--- Start DATASET EXTRACT ---
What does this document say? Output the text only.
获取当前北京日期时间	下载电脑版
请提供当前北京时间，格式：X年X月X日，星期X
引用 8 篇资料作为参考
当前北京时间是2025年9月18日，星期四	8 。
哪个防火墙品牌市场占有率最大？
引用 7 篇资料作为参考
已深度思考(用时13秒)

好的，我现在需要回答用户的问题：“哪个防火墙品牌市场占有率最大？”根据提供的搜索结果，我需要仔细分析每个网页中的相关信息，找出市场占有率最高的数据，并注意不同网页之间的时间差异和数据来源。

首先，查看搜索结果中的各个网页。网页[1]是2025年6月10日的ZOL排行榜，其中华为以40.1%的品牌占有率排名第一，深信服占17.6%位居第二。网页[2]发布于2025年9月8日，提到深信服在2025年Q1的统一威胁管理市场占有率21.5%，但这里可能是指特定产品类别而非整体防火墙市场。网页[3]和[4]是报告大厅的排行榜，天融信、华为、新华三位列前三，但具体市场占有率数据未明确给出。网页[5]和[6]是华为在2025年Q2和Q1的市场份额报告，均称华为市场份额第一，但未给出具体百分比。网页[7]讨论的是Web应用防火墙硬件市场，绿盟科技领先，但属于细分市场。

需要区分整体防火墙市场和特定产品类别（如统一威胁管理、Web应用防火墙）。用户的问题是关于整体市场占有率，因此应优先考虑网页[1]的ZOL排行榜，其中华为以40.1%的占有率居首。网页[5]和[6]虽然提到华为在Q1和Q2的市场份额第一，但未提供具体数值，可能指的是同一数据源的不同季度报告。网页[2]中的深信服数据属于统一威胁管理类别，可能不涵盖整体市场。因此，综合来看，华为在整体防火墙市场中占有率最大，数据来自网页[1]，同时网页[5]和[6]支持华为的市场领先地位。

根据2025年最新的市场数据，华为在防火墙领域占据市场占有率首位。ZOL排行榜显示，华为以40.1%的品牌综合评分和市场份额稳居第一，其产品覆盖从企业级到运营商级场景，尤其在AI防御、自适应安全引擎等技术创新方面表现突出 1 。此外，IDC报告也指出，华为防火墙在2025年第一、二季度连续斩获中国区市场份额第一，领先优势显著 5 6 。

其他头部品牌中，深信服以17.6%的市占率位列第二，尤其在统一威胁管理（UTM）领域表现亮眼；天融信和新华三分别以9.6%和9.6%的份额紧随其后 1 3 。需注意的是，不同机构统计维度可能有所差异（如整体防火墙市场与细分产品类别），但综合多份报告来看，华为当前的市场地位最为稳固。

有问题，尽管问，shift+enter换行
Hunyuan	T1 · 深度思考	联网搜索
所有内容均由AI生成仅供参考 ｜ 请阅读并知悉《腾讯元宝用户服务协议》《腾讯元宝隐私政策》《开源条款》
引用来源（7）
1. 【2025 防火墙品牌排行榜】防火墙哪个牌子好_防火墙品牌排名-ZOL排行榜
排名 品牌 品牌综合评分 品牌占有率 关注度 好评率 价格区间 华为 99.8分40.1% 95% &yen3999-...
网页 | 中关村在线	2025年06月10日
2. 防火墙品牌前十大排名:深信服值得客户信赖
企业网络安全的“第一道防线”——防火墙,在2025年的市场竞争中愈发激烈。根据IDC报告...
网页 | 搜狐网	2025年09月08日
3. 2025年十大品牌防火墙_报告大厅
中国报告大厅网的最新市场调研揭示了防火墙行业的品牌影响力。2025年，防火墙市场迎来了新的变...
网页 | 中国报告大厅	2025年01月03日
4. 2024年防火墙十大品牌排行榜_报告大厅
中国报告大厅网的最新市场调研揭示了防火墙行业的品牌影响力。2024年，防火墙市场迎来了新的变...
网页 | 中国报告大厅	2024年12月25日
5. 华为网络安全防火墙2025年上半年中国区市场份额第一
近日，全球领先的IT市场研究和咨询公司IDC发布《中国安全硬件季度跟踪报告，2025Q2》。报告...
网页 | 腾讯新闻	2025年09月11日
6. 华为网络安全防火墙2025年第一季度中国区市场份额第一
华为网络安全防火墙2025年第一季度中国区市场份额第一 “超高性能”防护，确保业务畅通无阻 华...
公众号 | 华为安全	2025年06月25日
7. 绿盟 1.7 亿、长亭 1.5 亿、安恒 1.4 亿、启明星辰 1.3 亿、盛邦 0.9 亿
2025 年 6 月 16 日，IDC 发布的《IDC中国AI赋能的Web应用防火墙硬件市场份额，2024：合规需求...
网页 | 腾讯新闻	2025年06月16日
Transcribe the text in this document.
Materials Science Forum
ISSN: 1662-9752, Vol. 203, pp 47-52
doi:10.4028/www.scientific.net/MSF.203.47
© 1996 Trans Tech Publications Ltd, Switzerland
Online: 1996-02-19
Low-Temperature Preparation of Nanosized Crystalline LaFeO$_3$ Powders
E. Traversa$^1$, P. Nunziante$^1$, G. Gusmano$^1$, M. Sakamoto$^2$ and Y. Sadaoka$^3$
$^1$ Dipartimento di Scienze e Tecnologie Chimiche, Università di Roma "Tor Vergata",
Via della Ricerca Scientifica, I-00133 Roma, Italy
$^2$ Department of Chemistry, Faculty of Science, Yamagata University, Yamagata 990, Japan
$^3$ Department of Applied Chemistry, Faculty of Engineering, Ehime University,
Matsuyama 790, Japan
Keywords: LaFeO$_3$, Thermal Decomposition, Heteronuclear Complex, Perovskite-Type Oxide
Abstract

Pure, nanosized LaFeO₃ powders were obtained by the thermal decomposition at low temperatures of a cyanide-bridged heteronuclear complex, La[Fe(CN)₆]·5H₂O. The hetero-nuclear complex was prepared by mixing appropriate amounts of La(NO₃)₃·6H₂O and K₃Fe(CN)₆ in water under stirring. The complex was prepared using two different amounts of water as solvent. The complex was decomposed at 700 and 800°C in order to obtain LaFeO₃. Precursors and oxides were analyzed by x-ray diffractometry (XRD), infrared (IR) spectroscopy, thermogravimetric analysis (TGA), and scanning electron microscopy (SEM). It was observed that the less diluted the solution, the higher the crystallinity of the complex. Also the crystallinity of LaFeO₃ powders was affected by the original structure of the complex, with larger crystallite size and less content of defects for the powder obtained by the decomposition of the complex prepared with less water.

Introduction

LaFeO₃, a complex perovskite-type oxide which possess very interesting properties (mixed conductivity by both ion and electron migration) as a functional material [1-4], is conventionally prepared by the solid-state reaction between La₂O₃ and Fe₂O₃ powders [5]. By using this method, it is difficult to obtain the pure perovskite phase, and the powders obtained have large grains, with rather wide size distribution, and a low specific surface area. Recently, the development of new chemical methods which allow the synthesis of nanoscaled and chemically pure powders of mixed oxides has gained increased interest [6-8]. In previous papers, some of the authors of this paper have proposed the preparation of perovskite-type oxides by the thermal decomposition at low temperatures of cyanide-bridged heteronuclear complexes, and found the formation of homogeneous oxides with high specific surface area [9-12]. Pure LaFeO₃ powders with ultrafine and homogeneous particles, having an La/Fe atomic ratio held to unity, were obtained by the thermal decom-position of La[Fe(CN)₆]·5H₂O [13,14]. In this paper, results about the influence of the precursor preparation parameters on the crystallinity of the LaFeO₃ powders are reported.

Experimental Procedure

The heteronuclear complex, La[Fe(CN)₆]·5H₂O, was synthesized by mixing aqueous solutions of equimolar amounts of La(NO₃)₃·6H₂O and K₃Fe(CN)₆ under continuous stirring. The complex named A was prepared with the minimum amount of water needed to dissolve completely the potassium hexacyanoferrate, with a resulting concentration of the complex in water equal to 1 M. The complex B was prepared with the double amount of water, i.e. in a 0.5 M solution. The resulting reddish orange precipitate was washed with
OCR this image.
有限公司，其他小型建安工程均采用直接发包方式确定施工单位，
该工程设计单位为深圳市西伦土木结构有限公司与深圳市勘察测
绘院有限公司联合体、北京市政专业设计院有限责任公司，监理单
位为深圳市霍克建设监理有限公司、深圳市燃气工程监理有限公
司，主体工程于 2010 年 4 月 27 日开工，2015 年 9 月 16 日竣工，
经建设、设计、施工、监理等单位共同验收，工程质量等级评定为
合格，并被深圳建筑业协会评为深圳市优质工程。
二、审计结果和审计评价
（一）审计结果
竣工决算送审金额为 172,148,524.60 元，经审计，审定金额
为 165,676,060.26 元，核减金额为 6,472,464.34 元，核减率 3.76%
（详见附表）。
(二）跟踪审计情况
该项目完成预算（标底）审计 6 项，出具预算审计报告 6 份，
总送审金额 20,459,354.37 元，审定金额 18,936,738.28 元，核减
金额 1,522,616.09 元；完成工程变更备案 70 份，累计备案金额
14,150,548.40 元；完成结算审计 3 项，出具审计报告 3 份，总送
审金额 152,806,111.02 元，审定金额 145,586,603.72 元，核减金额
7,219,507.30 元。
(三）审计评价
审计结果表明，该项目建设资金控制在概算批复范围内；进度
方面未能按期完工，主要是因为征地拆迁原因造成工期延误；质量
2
--- End DATASET EXTRACT ---
▸ GOAL:
Scan the data above and copy every line with "Department" in it.

▸ RESPONSE TO THIS TASK:
$^2$ Department of Chemistry, Faculty of Science, Yamagata University, Yamagata 990, Japan
$^3$ Department of Applied Chemistry, Faculty of Engineering, Ehime University,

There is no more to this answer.